Required work:
Your answer should be a single number: the count of lines that include "Plutôt".

[Figure content listings]
================

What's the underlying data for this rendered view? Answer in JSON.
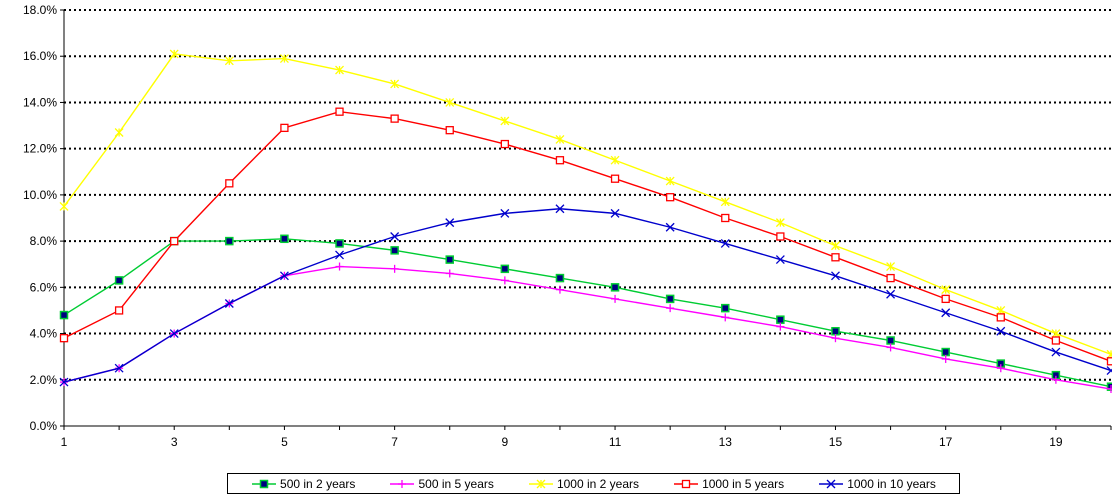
{
  "chart_data": {
    "type": "line",
    "title": "",
    "xlabel": "",
    "ylabel": "",
    "x": [
      1,
      2,
      3,
      4,
      5,
      6,
      7,
      8,
      9,
      10,
      11,
      12,
      13,
      14,
      15,
      16,
      17,
      18,
      19,
      20
    ],
    "x_tick_labels": [
      "1",
      "3",
      "5",
      "7",
      "9",
      "11",
      "13",
      "15",
      "17",
      "19"
    ],
    "y_tick_labels": [
      "0.0%",
      "2.0%",
      "4.0%",
      "6.0%",
      "8.0%",
      "10.0%",
      "12.0%",
      "14.0%",
      "16.0%",
      "18.0%"
    ],
    "ylim": [
      0,
      18
    ],
    "grid": "horizontal dotted",
    "legend_position": "bottom",
    "series": [
      {
        "name": "500 in 2 years",
        "color": "#00cc33",
        "marker": "filled-square",
        "values": [
          4.8,
          6.3,
          8.0,
          8.0,
          8.1,
          7.9,
          7.6,
          7.2,
          6.8,
          6.4,
          6.0,
          5.5,
          5.1,
          4.6,
          4.1,
          3.7,
          3.2,
          2.7,
          2.2,
          1.7
        ]
      },
      {
        "name": "500 in 5 years",
        "color": "#ff00ff",
        "marker": "plus",
        "values": [
          1.9,
          2.5,
          4.0,
          5.3,
          6.5,
          6.9,
          6.8,
          6.6,
          6.3,
          5.9,
          5.5,
          5.1,
          4.7,
          4.3,
          3.8,
          3.4,
          2.9,
          2.5,
          2.0,
          1.6
        ]
      },
      {
        "name": "1000 in 2 years",
        "color": "#ffff00",
        "marker": "star",
        "values": [
          9.5,
          12.7,
          16.1,
          15.8,
          15.9,
          15.4,
          14.8,
          14.0,
          13.2,
          12.4,
          11.5,
          10.6,
          9.7,
          8.8,
          7.8,
          6.9,
          5.9,
          5.0,
          4.0,
          3.1
        ]
      },
      {
        "name": "1000 in 5 years",
        "color": "#ff0000",
        "marker": "open-square",
        "values": [
          3.8,
          5.0,
          8.0,
          10.5,
          12.9,
          13.6,
          13.3,
          12.8,
          12.2,
          11.5,
          10.7,
          9.9,
          9.0,
          8.2,
          7.3,
          6.4,
          5.5,
          4.7,
          3.7,
          2.8
        ]
      },
      {
        "name": "1000 in 10 years",
        "color": "#0000cc",
        "marker": "x",
        "values": [
          1.9,
          2.5,
          4.0,
          5.3,
          6.5,
          7.4,
          8.2,
          8.8,
          9.2,
          9.4,
          9.2,
          8.6,
          7.9,
          7.2,
          6.5,
          5.7,
          4.9,
          4.1,
          3.2,
          2.4
        ]
      }
    ]
  }
}
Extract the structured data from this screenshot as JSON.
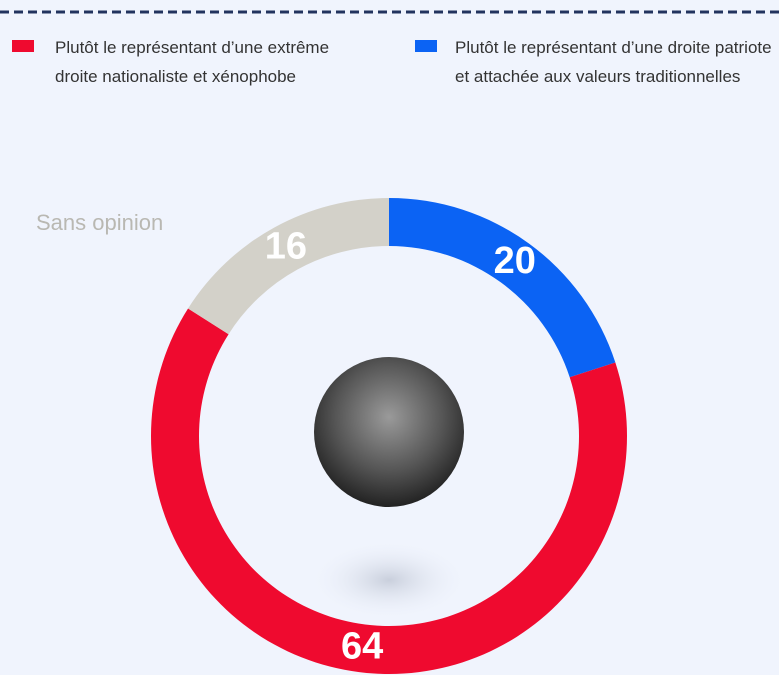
{
  "chart_data": {
    "type": "pie",
    "categories": [
      "Plutôt le représentant d’une extrême droite nationaliste et xénophobe",
      "Plutôt le représentant d’une droite patriote et attachée aux valeurs traditionnelles",
      "Sans opinion"
    ],
    "values": [
      64,
      20,
      16
    ],
    "colors": [
      "#ef0a2f",
      "#0b63f4",
      "#d3d1c9"
    ],
    "legend_items": [
      0,
      1
    ],
    "draw_order": [
      1,
      0,
      2
    ]
  }
}
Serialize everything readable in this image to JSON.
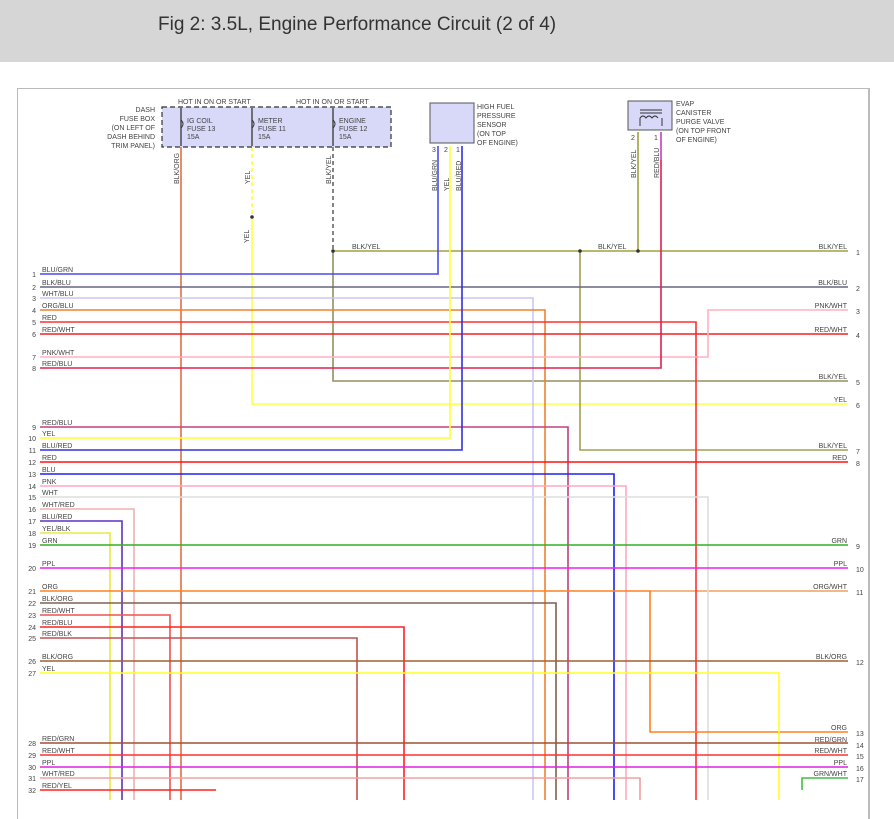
{
  "title": "Fig 2: 3.5L, Engine Performance Circuit (2 of 4)",
  "fuse_box": {
    "label": [
      "DASH",
      "FUSE BOX",
      "(ON LEFT OF",
      "DASH BEHIND",
      "TRIM PANEL)"
    ],
    "hot1": "HOT IN ON OR START",
    "hot2": "HOT IN ON OR START",
    "fuses": [
      {
        "lines": [
          "IG COIL",
          "FUSE 13",
          "15A"
        ],
        "wire": "BLK/ORG"
      },
      {
        "lines": [
          "METER",
          "FUSE 11",
          "15A"
        ],
        "wire": "YEL"
      },
      {
        "lines": [
          "ENGINE",
          "FUSE 12",
          "15A"
        ],
        "wire": "BLK/YEL"
      }
    ],
    "yel_lower_label": "YEL"
  },
  "sensor": {
    "label": [
      "HIGH FUEL",
      "PRESSURE",
      "SENSOR",
      "(ON TOP",
      "OF ENGINE)"
    ],
    "pins": [
      "3",
      "2",
      "1"
    ],
    "wires": [
      "BLU/GRN",
      "YEL",
      "BLU/RED"
    ]
  },
  "evap": {
    "label": [
      "EVAP",
      "CANISTER",
      "PURGE VALVE",
      "(ON TOP FRONT",
      "OF ENGINE)"
    ],
    "pins": [
      "2",
      "1"
    ],
    "wires": [
      "BLK/YEL",
      "RED/BLU"
    ]
  },
  "bus_labels": [
    "BLK/YEL",
    "BLK/YEL"
  ],
  "left_wires": [
    {
      "pin": "1",
      "label": "BLU/GRN",
      "color": "#4a4af0"
    },
    {
      "pin": "2",
      "label": "BLK/BLU",
      "color": "#666680"
    },
    {
      "pin": "3",
      "label": "WHT/BLU",
      "color": "#c8c8f0"
    },
    {
      "pin": "4",
      "label": "ORG/BLU",
      "color": "#f08030"
    },
    {
      "pin": "5",
      "label": "RED",
      "color": "#ff3030"
    },
    {
      "pin": "6",
      "label": "RED/WHT",
      "color": "#f02020"
    },
    {
      "pin": "7",
      "label": "PNK/WHT",
      "color": "#ffb0c0"
    },
    {
      "pin": "8",
      "label": "RED/BLU",
      "color": "#e02050"
    },
    {
      "pin": "9",
      "label": "RED/BLU",
      "color": "#c04080"
    },
    {
      "pin": "10",
      "label": "YEL",
      "color": "#ffff30"
    },
    {
      "pin": "11",
      "label": "BLU/RED",
      "color": "#3030e0"
    },
    {
      "pin": "12",
      "label": "RED",
      "color": "#ff1010"
    },
    {
      "pin": "13",
      "label": "BLU",
      "color": "#2020f0"
    },
    {
      "pin": "14",
      "label": "PNK",
      "color": "#ffa8c0"
    },
    {
      "pin": "15",
      "label": "WHT",
      "color": "#dddddd"
    },
    {
      "pin": "16",
      "label": "WHT/RED",
      "color": "#f0b0b0"
    },
    {
      "pin": "17",
      "label": "BLU/RED",
      "color": "#6030c0"
    },
    {
      "pin": "18",
      "label": "YEL/BLK",
      "color": "#e8e840"
    },
    {
      "pin": "19",
      "label": "GRN",
      "color": "#30b020"
    },
    {
      "pin": "20",
      "label": "PPL",
      "color": "#f020f0"
    },
    {
      "pin": "21",
      "label": "ORG",
      "color": "#ff8020"
    },
    {
      "pin": "22",
      "label": "BLK/ORG",
      "color": "#806050"
    },
    {
      "pin": "23",
      "label": "RED/WHT",
      "color": "#f05050"
    },
    {
      "pin": "24",
      "label": "RED/BLU",
      "color": "#ff2020"
    },
    {
      "pin": "25",
      "label": "RED/BLK",
      "color": "#c05050"
    },
    {
      "pin": "26",
      "label": "BLK/ORG",
      "color": "#a06030"
    },
    {
      "pin": "27",
      "label": "YEL",
      "color": "#ffff20"
    },
    {
      "pin": "28",
      "label": "RED/GRN",
      "color": "#a05030"
    },
    {
      "pin": "29",
      "label": "RED/WHT",
      "color": "#ff3030"
    },
    {
      "pin": "30",
      "label": "PPL",
      "color": "#e020e0"
    },
    {
      "pin": "31",
      "label": "WHT/RED",
      "color": "#f0a0a0"
    },
    {
      "pin": "32",
      "label": "RED/YEL",
      "color": "#ff2020"
    }
  ],
  "right_wires": [
    {
      "pin": "1",
      "label": "BLK/YEL",
      "color": "#a0a040"
    },
    {
      "pin": "2",
      "label": "BLK/BLU",
      "color": "#555577"
    },
    {
      "pin": "3",
      "label": "PNK/WHT",
      "color": "#ffb0c0"
    },
    {
      "pin": "4",
      "label": "RED/WHT",
      "color": "#e02020"
    },
    {
      "pin": "5",
      "label": "BLK/YEL",
      "color": "#909060"
    },
    {
      "pin": "6",
      "label": "YEL",
      "color": "#ffff30"
    },
    {
      "pin": "7",
      "label": "BLK/YEL",
      "color": "#a0a050"
    },
    {
      "pin": "8",
      "label": "RED",
      "color": "#ff1010"
    },
    {
      "pin": "9",
      "label": "GRN",
      "color": "#30b020"
    },
    {
      "pin": "10",
      "label": "PPL",
      "color": "#f020f0"
    },
    {
      "pin": "11",
      "label": "ORG/WHT",
      "color": "#f0a060"
    },
    {
      "pin": "12",
      "label": "BLK/ORG",
      "color": "#a06030"
    },
    {
      "pin": "13",
      "label": "ORG",
      "color": "#ff8020"
    },
    {
      "pin": "14",
      "label": "RED/GRN",
      "color": "#a05030"
    },
    {
      "pin": "15",
      "label": "RED/WHT",
      "color": "#ff3030"
    },
    {
      "pin": "16",
      "label": "PPL",
      "color": "#e020e0"
    },
    {
      "pin": "17",
      "label": "GRN/WHT",
      "color": "#40c040"
    }
  ]
}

================

Worked answer:
2